___ Entries supplied
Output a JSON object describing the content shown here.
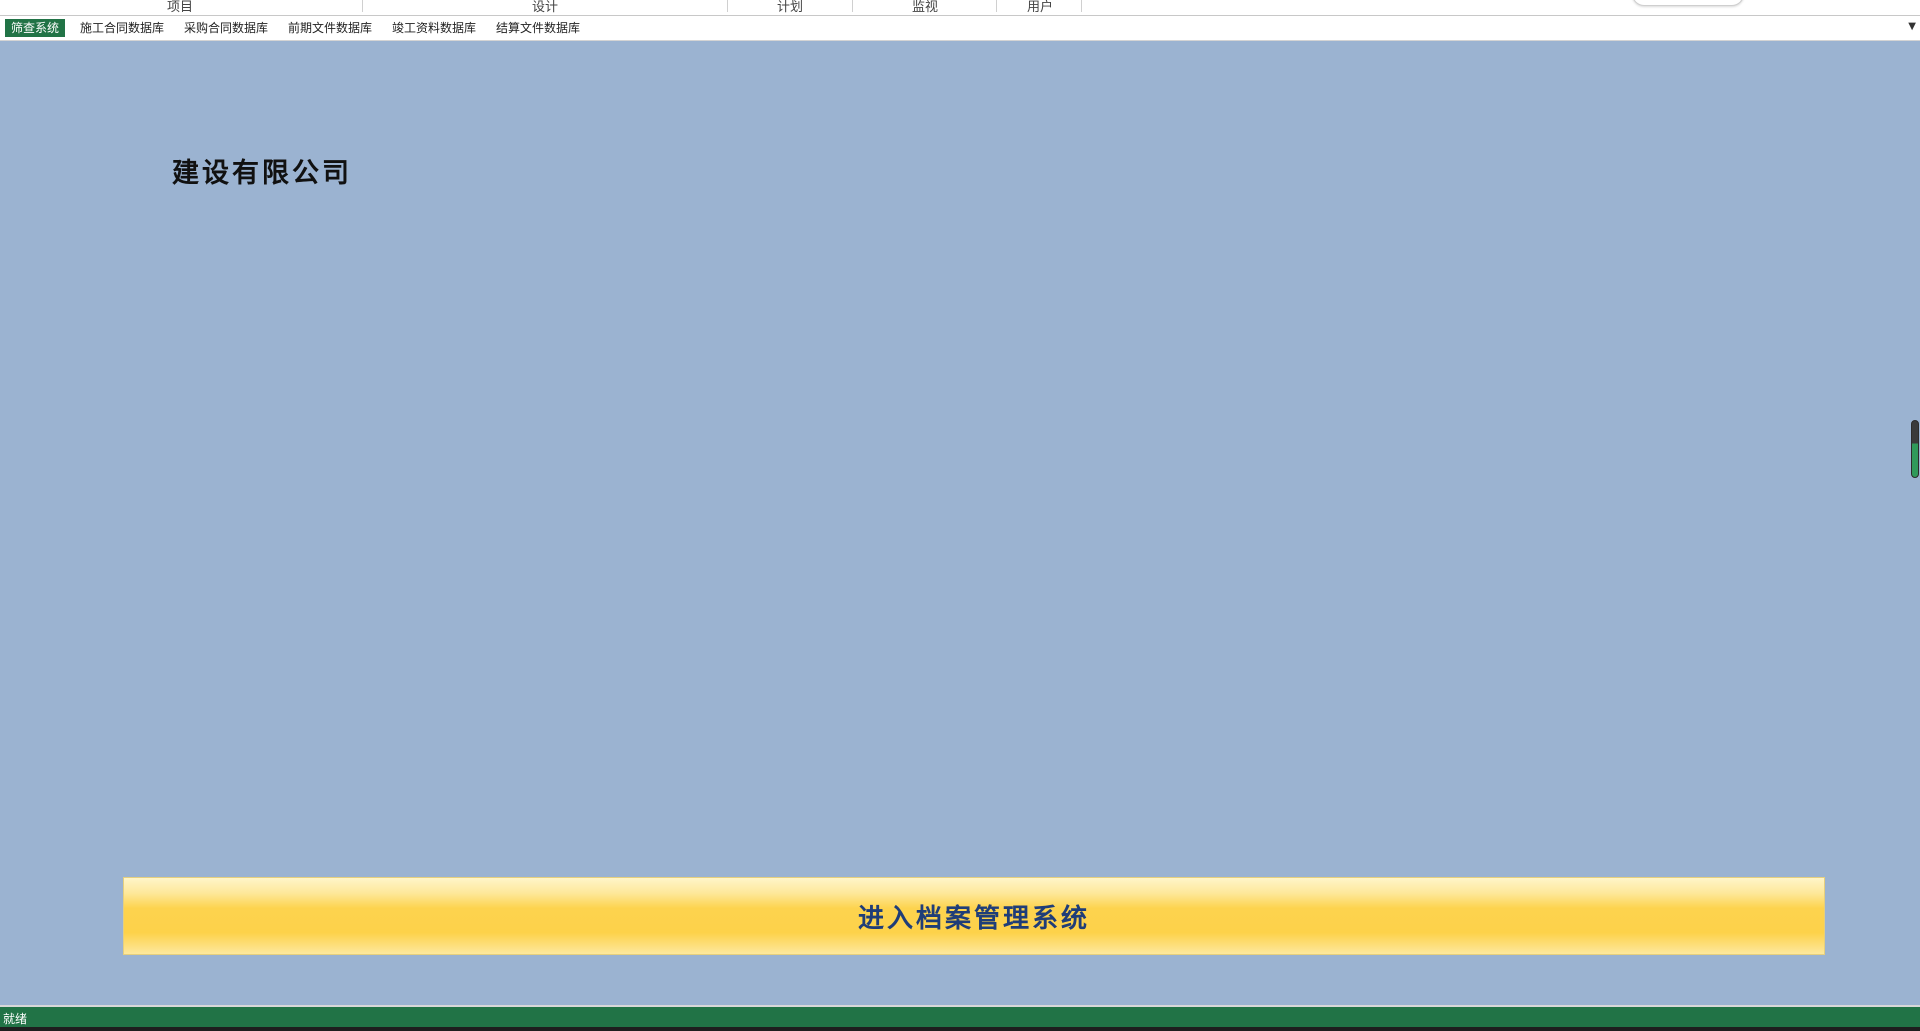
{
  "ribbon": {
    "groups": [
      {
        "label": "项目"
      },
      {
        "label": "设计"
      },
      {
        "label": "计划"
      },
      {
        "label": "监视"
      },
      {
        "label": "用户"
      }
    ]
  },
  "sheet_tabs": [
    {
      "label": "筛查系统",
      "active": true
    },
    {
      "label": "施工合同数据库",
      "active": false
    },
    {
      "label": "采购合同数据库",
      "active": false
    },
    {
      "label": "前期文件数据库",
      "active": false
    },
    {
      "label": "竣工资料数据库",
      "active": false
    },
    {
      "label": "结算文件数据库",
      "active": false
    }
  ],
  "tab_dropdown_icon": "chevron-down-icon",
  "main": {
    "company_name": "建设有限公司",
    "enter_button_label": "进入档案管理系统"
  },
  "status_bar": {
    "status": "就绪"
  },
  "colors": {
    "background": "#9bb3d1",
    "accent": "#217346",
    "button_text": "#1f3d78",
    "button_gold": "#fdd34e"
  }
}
______
___ Entries supplied
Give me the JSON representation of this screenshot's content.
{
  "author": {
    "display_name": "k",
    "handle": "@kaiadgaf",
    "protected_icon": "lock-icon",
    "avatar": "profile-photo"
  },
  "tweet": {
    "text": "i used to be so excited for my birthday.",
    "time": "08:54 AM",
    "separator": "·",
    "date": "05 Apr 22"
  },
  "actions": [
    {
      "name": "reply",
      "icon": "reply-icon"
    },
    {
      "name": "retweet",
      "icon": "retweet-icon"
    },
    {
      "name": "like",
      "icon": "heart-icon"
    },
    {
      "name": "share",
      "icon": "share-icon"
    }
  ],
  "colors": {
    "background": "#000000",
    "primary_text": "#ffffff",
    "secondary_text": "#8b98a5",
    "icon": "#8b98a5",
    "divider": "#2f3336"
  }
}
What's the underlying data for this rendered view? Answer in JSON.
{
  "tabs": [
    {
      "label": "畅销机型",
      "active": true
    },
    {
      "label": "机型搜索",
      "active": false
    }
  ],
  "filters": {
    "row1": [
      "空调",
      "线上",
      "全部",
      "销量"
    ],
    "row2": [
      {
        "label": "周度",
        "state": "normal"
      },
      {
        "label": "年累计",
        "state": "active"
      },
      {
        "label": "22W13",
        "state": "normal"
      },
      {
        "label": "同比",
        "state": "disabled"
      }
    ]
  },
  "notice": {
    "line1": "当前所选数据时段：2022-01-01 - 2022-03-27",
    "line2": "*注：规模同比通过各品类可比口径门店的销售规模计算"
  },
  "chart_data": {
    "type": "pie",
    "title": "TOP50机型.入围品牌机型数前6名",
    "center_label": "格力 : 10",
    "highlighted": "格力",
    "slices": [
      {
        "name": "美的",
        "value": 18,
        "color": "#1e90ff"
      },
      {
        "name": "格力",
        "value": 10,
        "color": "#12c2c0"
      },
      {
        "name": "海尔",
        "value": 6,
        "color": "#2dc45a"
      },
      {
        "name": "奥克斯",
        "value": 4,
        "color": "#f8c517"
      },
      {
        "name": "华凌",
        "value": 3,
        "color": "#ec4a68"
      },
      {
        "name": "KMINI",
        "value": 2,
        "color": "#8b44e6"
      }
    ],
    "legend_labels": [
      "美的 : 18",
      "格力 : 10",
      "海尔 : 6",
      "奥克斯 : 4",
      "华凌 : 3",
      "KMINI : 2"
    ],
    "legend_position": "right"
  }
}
______
* _What needs to be done_:
Identify lines with the string "JSON". Copy each one.

* _Exercise result_:
Output a JSON object describing the content shown here.
Give me the JSON representation of this screenshot's content.
What's the underlying data for this rendered view? Answer in JSON.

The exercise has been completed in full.